Brief |
Using the data beneath, show every line that includes the word "structured".

[Figure collection entries]
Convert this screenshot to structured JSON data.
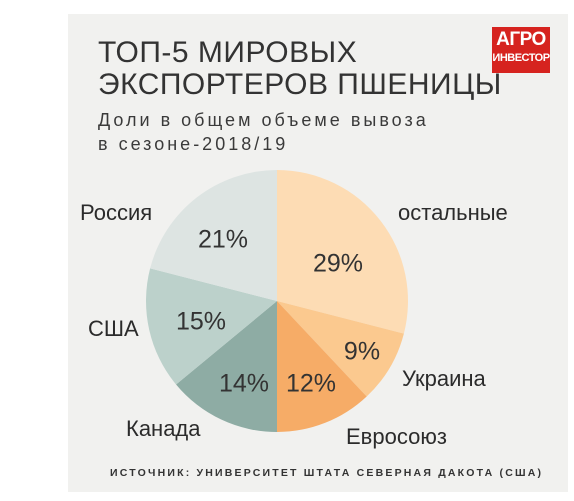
{
  "logo": {
    "line1": "АГРО",
    "line2": "ИНВЕСТОР"
  },
  "chart_data": {
    "type": "pie",
    "title_line1": "ТОП-5 МИРОВЫХ",
    "title_line2": "ЭКСПОРТЕРОВ ПШЕНИЦЫ",
    "subtitle_line1": "Доли в общем объеме вывоза",
    "subtitle_line2": "в сезоне-2018/19",
    "slices": [
      {
        "label": "остальные",
        "value": 29,
        "value_label": "29%",
        "color": "#fddcb4"
      },
      {
        "label": "Украина",
        "value": 9,
        "value_label": "9%",
        "color": "#fbc98f"
      },
      {
        "label": "Евросоюз",
        "value": 12,
        "value_label": "12%",
        "color": "#f6ac67"
      },
      {
        "label": "Канада",
        "value": 14,
        "value_label": "14%",
        "color": "#8eaca4"
      },
      {
        "label": "США",
        "value": 15,
        "value_label": "15%",
        "color": "#bcd1cb"
      },
      {
        "label": "Россия",
        "value": 21,
        "value_label": "21%",
        "color": "#dde4e2"
      }
    ],
    "source": "ИСТОЧНИК: УНИВЕРСИТЕТ ШТАТА СЕВЕРНАЯ ДАКОТА (США)"
  }
}
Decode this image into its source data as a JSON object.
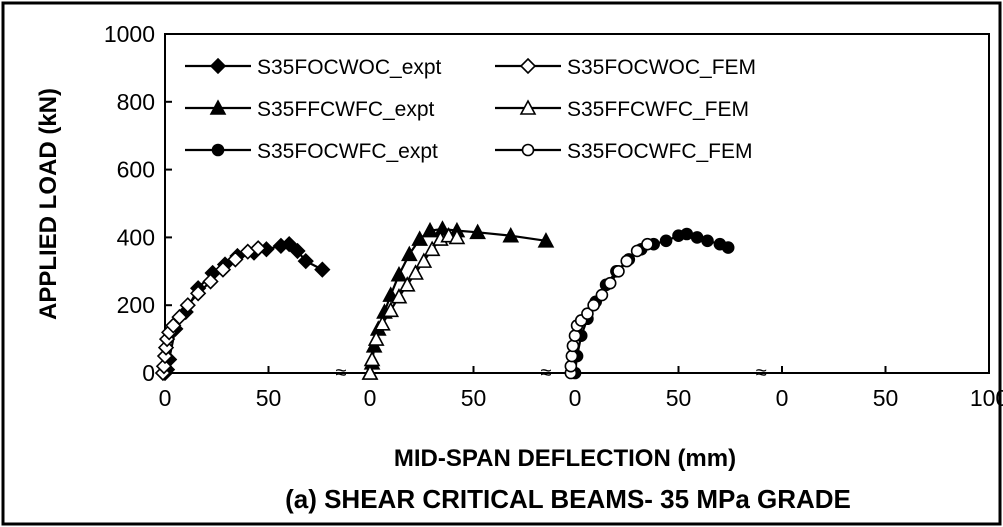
{
  "chart_data": {
    "type": "line",
    "title": "(a) SHEAR CRITICAL BEAMS- 35 MPa GRADE",
    "xlabel": "MID-SPAN DEFLECTION (mm)",
    "ylabel": "APPLIED LOAD (kN)",
    "ylim": [
      0,
      1000
    ],
    "y_ticks": [
      "0",
      "200",
      "400",
      "600",
      "800",
      "1000"
    ],
    "x_ticks": [
      "0",
      "50",
      "0",
      "50",
      "0",
      "50",
      "0",
      "50",
      "100"
    ],
    "axis_break_symbol": "≈",
    "grid": false,
    "legend_position": "top",
    "panel_xlim": [
      0,
      100
    ],
    "series": [
      {
        "name": "S35FOCWOC_expt",
        "panel": 0,
        "marker": "diamond",
        "filled": true,
        "color": "#000000",
        "x": [
          0,
          1,
          2,
          5,
          10,
          16,
          23,
          29,
          35,
          43,
          49,
          56,
          60,
          64,
          68,
          76
        ],
        "y": [
          0,
          10,
          40,
          130,
          180,
          250,
          295,
          320,
          345,
          355,
          365,
          375,
          380,
          360,
          330,
          305
        ]
      },
      {
        "name": "S35FOCWOC_FEM",
        "panel": 0,
        "marker": "diamond",
        "filled": false,
        "color": "#000000",
        "x": [
          -1,
          -0.5,
          0,
          0.5,
          1,
          2,
          4,
          7,
          11,
          16,
          22,
          28,
          34,
          40,
          45
        ],
        "y": [
          0,
          20,
          50,
          75,
          100,
          120,
          140,
          165,
          200,
          235,
          270,
          305,
          335,
          358,
          368
        ]
      },
      {
        "name": "S35FFCWFC_expt",
        "panel": 1,
        "marker": "triangle",
        "filled": true,
        "color": "#000000",
        "x": [
          0,
          1,
          2,
          4,
          7,
          10,
          14,
          19,
          24,
          29,
          35,
          42,
          52,
          68,
          85
        ],
        "y": [
          0,
          30,
          80,
          130,
          180,
          230,
          290,
          350,
          395,
          420,
          425,
          420,
          415,
          405,
          390
        ]
      },
      {
        "name": "S35FFCWFC_FEM",
        "panel": 1,
        "marker": "triangle",
        "filled": false,
        "color": "#000000",
        "x": [
          0,
          1,
          3,
          6,
          10,
          14,
          18,
          22,
          26,
          30,
          34,
          38,
          42
        ],
        "y": [
          0,
          40,
          100,
          145,
          185,
          225,
          260,
          295,
          330,
          365,
          395,
          405,
          400
        ]
      },
      {
        "name": "S35FOCWFC_expt",
        "panel": 2,
        "marker": "circle",
        "filled": true,
        "color": "#000000",
        "x": [
          0,
          1,
          3,
          6,
          10,
          15,
          20,
          26,
          32,
          38,
          44,
          50,
          54,
          59,
          64,
          70,
          74
        ],
        "y": [
          0,
          50,
          110,
          160,
          210,
          260,
          300,
          335,
          365,
          380,
          390,
          405,
          410,
          400,
          390,
          380,
          370
        ]
      },
      {
        "name": "S35FOCWFC_FEM",
        "panel": 2,
        "marker": "circle",
        "filled": false,
        "color": "#000000",
        "x": [
          -2,
          -2,
          -1.5,
          -1,
          0,
          1,
          3,
          6,
          9,
          13,
          17,
          21,
          25,
          30,
          35
        ],
        "y": [
          0,
          20,
          50,
          80,
          110,
          140,
          155,
          175,
          200,
          230,
          265,
          300,
          330,
          360,
          380
        ]
      }
    ]
  }
}
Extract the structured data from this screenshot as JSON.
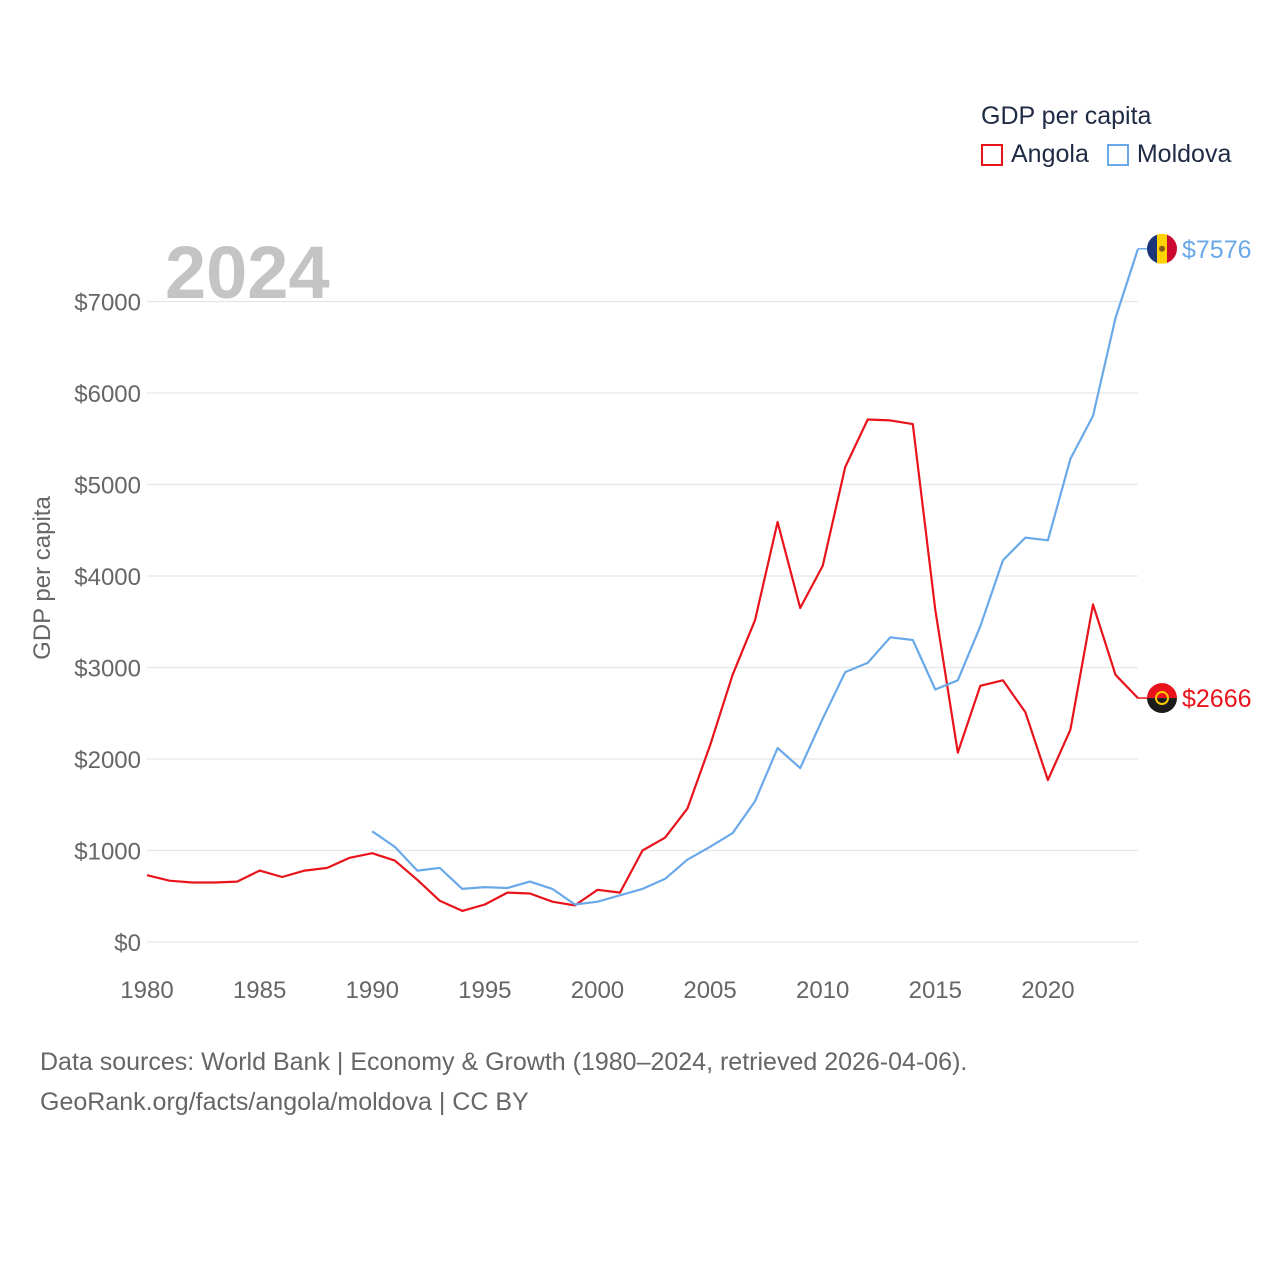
{
  "legend": {
    "title": "GDP per capita",
    "items": [
      {
        "name": "Angola",
        "color": "#e8131b"
      },
      {
        "name": "Moldova",
        "color": "#6aa9e9"
      }
    ]
  },
  "source": {
    "line1": "Data sources: World Bank | Economy & Growth (1980–2024, retrieved 2026-04-06).",
    "line2": "GeoRank.org/facts/angola/moldova | CC BY"
  },
  "chart_data": {
    "type": "line",
    "year_label": "2024",
    "ylabel": "GDP per capita",
    "xlim": [
      1980,
      2024
    ],
    "ylim": [
      0,
      7700
    ],
    "x_ticks": [
      1980,
      1985,
      1990,
      1995,
      2000,
      2005,
      2010,
      2015,
      2020
    ],
    "y_ticks": [
      0,
      1000,
      2000,
      3000,
      4000,
      5000,
      6000,
      7000
    ],
    "y_tick_labels": [
      "$0",
      "$1000",
      "$2000",
      "$3000",
      "$4000",
      "$5000",
      "$6000",
      "$7000"
    ],
    "grid": true,
    "series": [
      {
        "name": "Angola",
        "color": "#e8131b",
        "end_label": "$2666",
        "x": [
          1980,
          1981,
          1982,
          1983,
          1984,
          1985,
          1986,
          1987,
          1988,
          1989,
          1990,
          1991,
          1992,
          1993,
          1994,
          1995,
          1996,
          1997,
          1998,
          1999,
          2000,
          2001,
          2002,
          2003,
          2004,
          2005,
          2006,
          2007,
          2008,
          2009,
          2010,
          2011,
          2012,
          2013,
          2014,
          2015,
          2016,
          2017,
          2018,
          2019,
          2020,
          2021,
          2022,
          2023,
          2024
        ],
        "values": [
          730,
          670,
          650,
          650,
          660,
          780,
          710,
          780,
          810,
          920,
          970,
          890,
          680,
          450,
          340,
          410,
          540,
          530,
          440,
          400,
          570,
          540,
          1000,
          1140,
          1460,
          2150,
          2920,
          3520,
          4590,
          3650,
          4110,
          5190,
          5710,
          5700,
          5660,
          3630,
          2070,
          2800,
          2860,
          2510,
          1770,
          2320,
          3690,
          2920,
          2666
        ]
      },
      {
        "name": "Moldova",
        "color": "#6aa9e9",
        "end_label": "$7576",
        "x": [
          1990,
          1991,
          1992,
          1993,
          1994,
          1995,
          1996,
          1997,
          1998,
          1999,
          2000,
          2001,
          2002,
          2003,
          2004,
          2005,
          2006,
          2007,
          2008,
          2009,
          2010,
          2011,
          2012,
          2013,
          2014,
          2015,
          2016,
          2017,
          2018,
          2019,
          2020,
          2021,
          2022,
          2023,
          2024
        ],
        "values": [
          1210,
          1040,
          780,
          810,
          580,
          600,
          590,
          660,
          580,
          410,
          440,
          510,
          580,
          690,
          900,
          1040,
          1190,
          1540,
          2120,
          1900,
          2440,
          2950,
          3050,
          3330,
          3300,
          2760,
          2860,
          3450,
          4170,
          4420,
          4390,
          5280,
          5750,
          6820,
          7576
        ]
      }
    ]
  }
}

Worked solution |
Convert this screenshot to structured JSON data.
Extract the structured data from this screenshot as JSON.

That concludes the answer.